• TASK TO COMPLETE:
Extract each line bearing the word "institute".

— START OF SOURCE RECORDS —

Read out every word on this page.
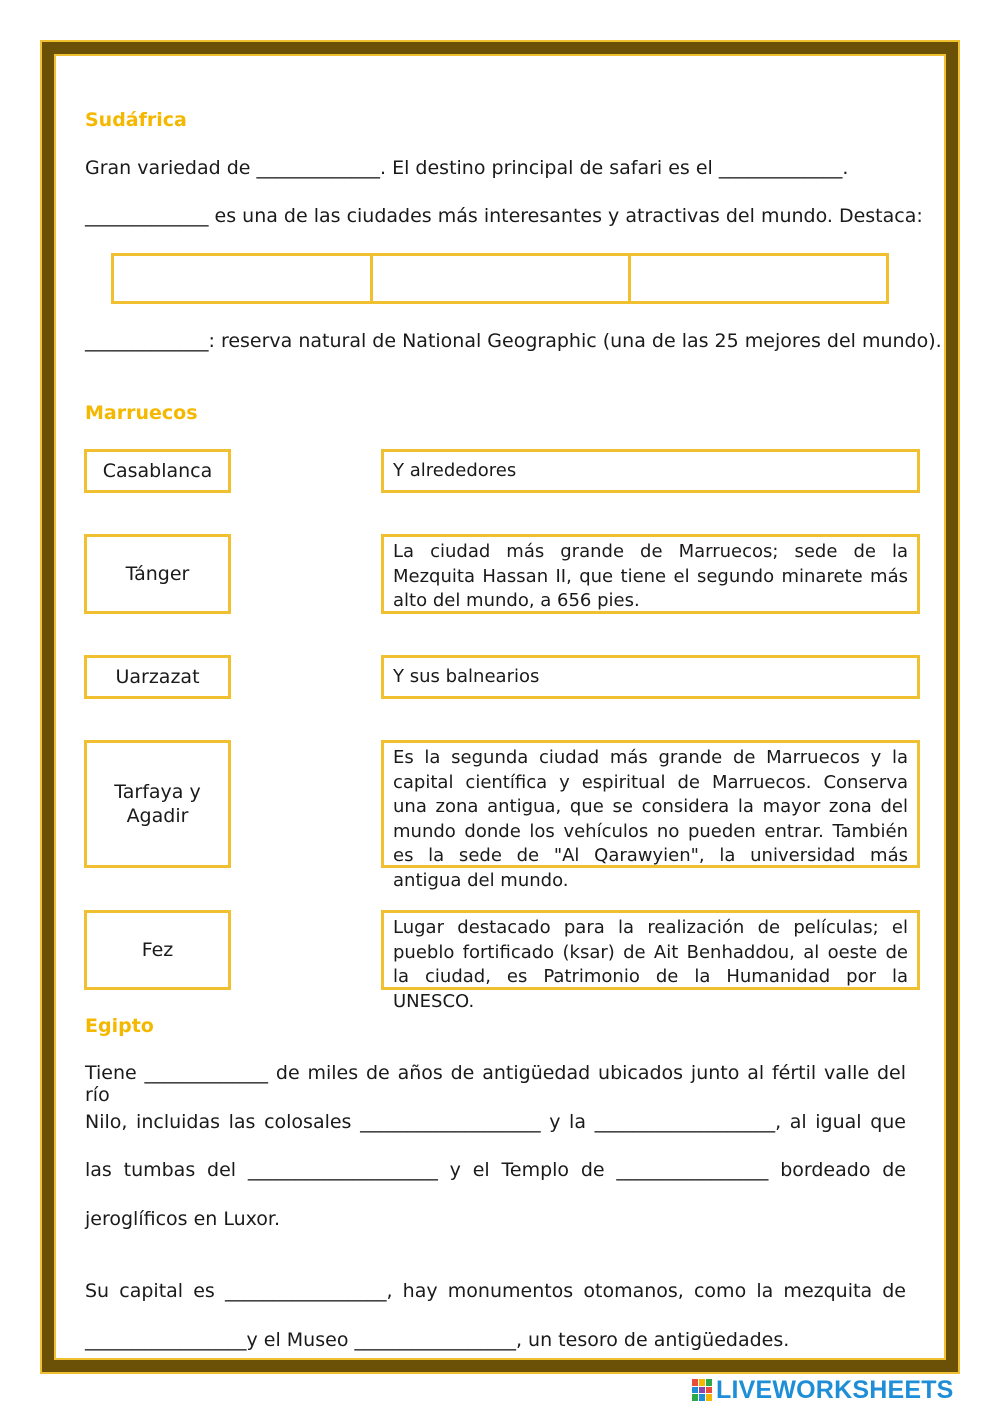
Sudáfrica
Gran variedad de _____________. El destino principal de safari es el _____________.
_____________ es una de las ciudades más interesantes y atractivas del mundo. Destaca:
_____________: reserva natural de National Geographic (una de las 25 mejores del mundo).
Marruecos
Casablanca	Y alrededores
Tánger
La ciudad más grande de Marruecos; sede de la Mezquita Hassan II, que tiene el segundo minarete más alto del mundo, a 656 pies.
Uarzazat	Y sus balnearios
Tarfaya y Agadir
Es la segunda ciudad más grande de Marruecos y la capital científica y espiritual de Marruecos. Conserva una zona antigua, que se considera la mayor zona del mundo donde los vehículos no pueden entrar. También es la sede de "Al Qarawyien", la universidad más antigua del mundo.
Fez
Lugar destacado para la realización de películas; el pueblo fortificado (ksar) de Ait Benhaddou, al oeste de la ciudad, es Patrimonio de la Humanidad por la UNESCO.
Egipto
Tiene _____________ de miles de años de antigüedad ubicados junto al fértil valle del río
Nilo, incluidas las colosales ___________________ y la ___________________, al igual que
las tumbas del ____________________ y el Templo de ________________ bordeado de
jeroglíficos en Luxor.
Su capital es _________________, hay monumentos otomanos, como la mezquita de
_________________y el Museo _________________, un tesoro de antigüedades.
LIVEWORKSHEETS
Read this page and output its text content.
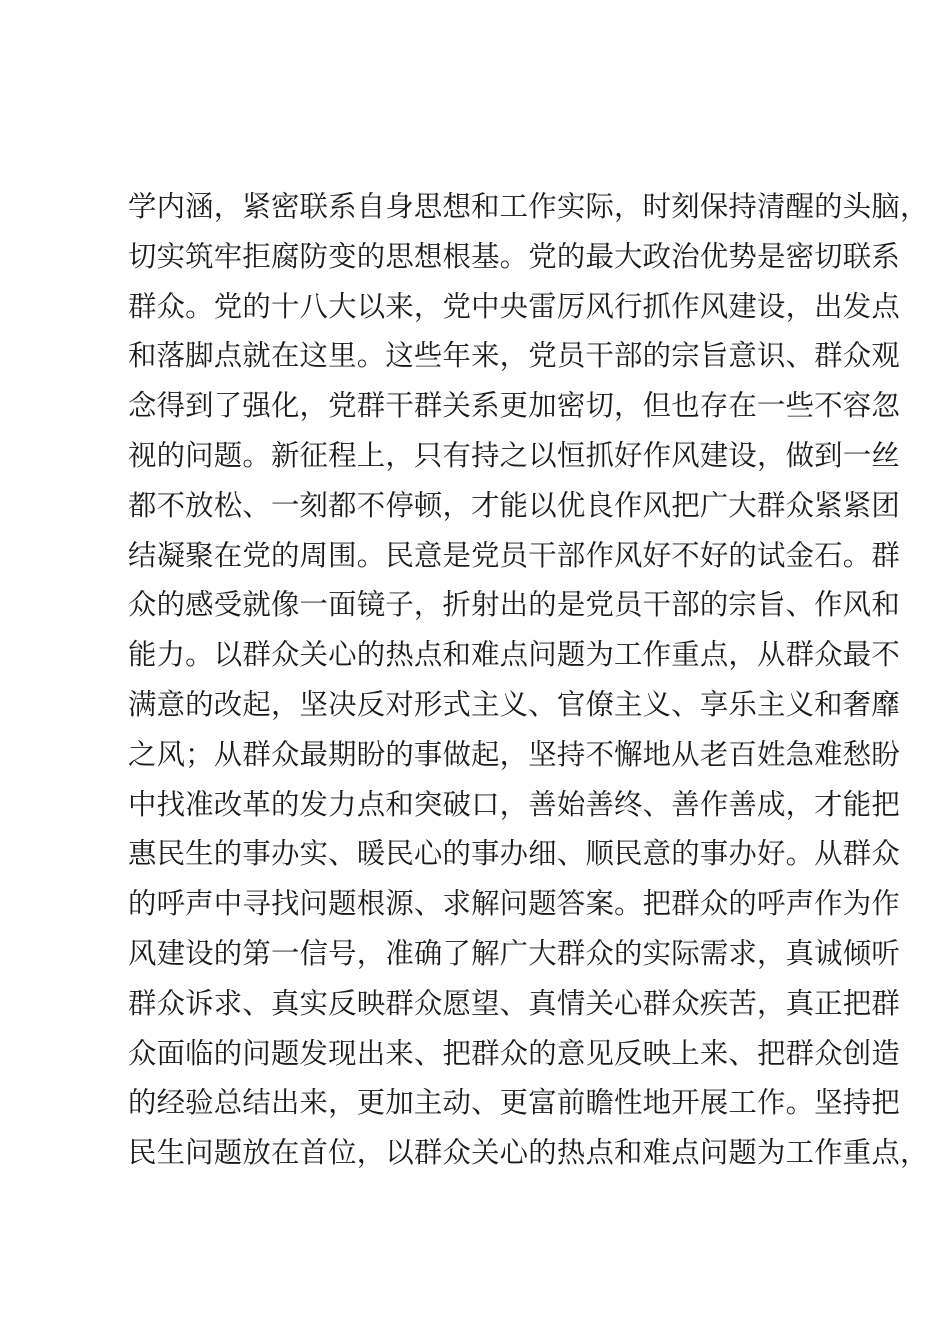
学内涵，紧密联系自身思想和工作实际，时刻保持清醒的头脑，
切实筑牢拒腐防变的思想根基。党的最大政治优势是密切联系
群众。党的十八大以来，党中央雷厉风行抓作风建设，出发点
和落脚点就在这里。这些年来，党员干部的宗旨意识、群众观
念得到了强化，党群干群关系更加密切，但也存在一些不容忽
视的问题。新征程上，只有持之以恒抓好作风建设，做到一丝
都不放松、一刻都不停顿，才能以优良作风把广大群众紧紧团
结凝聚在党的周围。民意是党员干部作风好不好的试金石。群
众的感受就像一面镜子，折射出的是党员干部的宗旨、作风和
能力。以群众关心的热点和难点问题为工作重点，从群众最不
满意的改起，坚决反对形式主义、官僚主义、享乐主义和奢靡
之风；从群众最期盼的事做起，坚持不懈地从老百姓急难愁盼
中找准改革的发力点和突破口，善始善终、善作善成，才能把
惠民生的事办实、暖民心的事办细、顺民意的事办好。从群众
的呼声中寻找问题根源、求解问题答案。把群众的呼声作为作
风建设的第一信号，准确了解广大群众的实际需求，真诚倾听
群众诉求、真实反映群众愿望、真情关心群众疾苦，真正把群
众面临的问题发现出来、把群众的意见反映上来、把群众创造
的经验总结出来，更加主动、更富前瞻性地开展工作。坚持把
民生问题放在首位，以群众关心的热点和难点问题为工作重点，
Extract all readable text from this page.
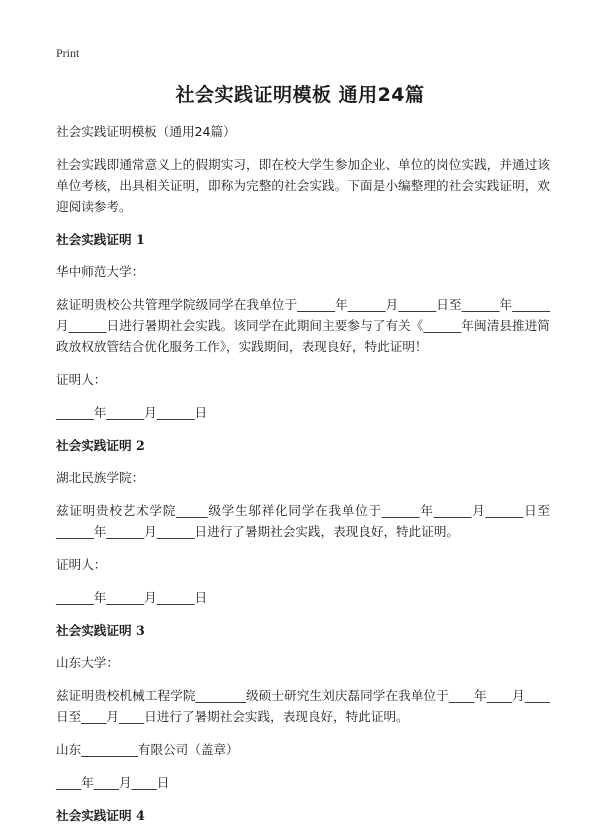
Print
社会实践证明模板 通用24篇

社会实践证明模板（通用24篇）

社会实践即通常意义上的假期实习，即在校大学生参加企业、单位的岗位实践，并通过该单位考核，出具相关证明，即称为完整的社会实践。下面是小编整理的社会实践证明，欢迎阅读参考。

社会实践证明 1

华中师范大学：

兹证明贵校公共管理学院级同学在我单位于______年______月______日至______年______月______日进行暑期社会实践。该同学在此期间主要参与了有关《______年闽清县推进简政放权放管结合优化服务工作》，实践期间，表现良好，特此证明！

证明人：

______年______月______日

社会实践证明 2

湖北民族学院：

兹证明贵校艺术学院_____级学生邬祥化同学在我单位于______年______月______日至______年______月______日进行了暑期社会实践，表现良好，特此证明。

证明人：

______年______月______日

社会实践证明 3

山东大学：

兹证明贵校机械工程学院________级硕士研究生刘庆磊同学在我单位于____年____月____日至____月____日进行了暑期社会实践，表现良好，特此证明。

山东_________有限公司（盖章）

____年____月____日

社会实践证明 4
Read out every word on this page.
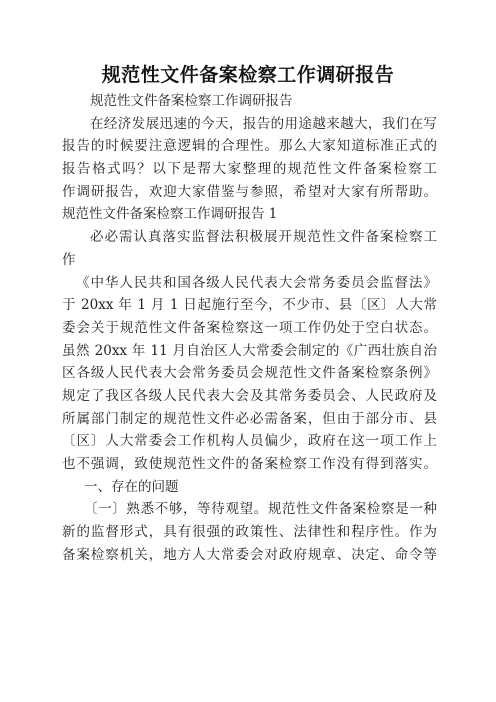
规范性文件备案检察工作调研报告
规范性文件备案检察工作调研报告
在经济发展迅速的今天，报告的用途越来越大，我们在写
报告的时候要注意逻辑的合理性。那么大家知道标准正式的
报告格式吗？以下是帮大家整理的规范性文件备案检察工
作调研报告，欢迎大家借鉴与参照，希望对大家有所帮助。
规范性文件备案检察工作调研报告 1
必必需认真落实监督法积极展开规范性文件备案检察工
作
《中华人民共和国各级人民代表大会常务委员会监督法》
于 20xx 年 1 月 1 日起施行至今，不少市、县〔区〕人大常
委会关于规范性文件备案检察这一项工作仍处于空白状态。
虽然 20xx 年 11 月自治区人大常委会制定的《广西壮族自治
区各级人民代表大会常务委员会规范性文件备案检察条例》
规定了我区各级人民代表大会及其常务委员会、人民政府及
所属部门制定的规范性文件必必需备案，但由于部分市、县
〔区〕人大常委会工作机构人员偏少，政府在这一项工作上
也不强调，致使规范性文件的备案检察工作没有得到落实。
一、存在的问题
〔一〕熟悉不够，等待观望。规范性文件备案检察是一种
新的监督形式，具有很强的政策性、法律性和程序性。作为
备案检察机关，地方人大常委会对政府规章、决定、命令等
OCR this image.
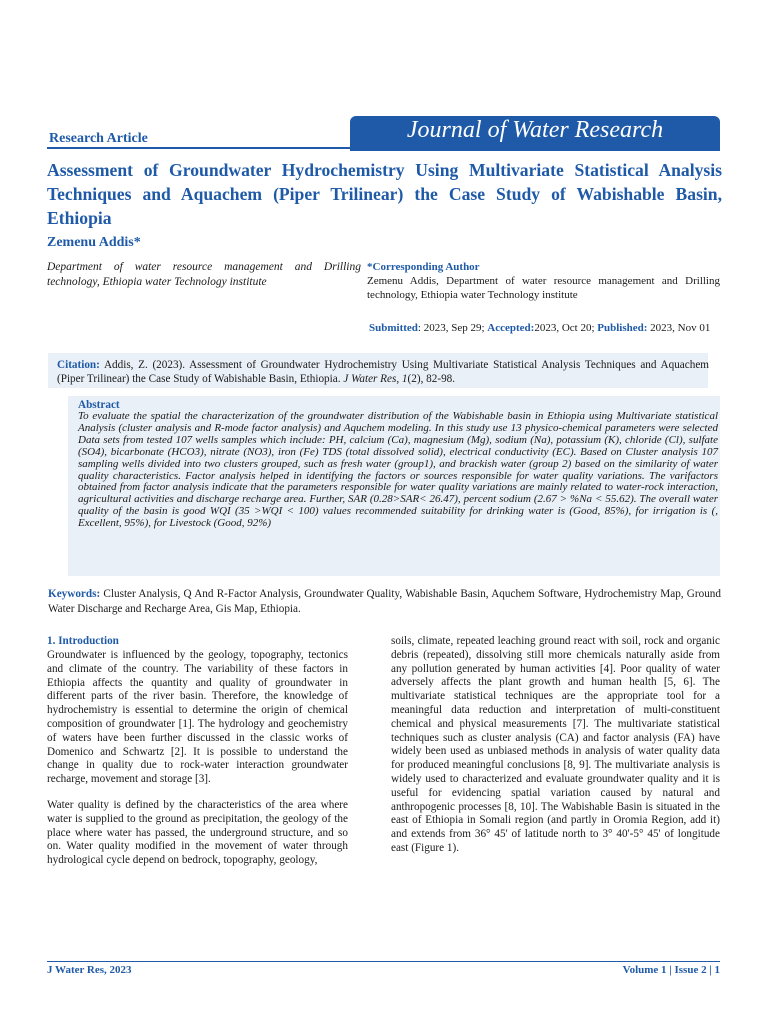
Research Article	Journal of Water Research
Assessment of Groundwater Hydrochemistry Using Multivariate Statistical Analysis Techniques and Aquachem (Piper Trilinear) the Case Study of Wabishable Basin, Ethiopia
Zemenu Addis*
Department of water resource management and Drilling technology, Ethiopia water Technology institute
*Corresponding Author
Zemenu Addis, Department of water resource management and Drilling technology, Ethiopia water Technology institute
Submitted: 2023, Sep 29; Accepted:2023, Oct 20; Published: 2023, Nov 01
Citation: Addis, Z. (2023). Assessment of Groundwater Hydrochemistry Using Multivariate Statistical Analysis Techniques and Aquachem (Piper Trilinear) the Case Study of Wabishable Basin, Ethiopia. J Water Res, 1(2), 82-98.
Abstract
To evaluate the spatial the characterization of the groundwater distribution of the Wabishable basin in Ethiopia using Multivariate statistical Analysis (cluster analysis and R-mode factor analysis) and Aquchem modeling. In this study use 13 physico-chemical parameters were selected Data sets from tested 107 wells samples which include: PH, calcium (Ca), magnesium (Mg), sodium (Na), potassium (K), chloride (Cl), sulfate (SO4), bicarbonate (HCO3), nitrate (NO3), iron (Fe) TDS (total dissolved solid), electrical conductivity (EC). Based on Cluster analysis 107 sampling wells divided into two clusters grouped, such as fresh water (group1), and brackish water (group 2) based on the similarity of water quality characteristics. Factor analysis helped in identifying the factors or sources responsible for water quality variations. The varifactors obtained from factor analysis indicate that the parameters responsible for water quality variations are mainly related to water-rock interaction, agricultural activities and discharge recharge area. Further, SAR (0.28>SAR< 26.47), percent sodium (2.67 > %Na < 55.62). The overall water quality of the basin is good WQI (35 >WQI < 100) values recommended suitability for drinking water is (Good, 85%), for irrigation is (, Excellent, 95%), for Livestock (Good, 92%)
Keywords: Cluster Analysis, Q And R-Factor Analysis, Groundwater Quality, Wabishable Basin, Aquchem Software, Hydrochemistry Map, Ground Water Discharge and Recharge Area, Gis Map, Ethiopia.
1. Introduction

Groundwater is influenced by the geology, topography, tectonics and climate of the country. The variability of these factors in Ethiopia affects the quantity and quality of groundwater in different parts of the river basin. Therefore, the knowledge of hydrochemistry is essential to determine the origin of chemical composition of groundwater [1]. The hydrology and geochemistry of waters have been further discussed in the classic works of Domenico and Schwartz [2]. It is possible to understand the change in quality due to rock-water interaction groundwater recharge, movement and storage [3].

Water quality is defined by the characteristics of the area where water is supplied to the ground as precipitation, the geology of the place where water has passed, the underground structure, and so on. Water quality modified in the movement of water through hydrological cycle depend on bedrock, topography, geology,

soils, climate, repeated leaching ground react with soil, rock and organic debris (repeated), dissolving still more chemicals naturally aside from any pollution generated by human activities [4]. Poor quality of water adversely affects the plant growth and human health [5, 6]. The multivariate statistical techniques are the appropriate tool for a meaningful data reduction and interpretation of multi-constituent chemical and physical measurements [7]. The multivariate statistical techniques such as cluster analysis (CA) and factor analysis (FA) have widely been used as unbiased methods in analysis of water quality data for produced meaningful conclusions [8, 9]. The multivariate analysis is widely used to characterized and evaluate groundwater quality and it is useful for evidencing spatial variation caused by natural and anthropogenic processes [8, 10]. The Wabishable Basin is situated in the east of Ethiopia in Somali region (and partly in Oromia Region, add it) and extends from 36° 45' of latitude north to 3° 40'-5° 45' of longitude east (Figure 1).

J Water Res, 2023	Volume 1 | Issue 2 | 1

— END OF SOURCE RECORDS —

• WRITTEN ANSWER:
Department of water resource management and Drilling technology, Ethiopia water Technology institute
Zemenu Addis, Department of water resource management and Drilling technology, Ethiopia water Technology institute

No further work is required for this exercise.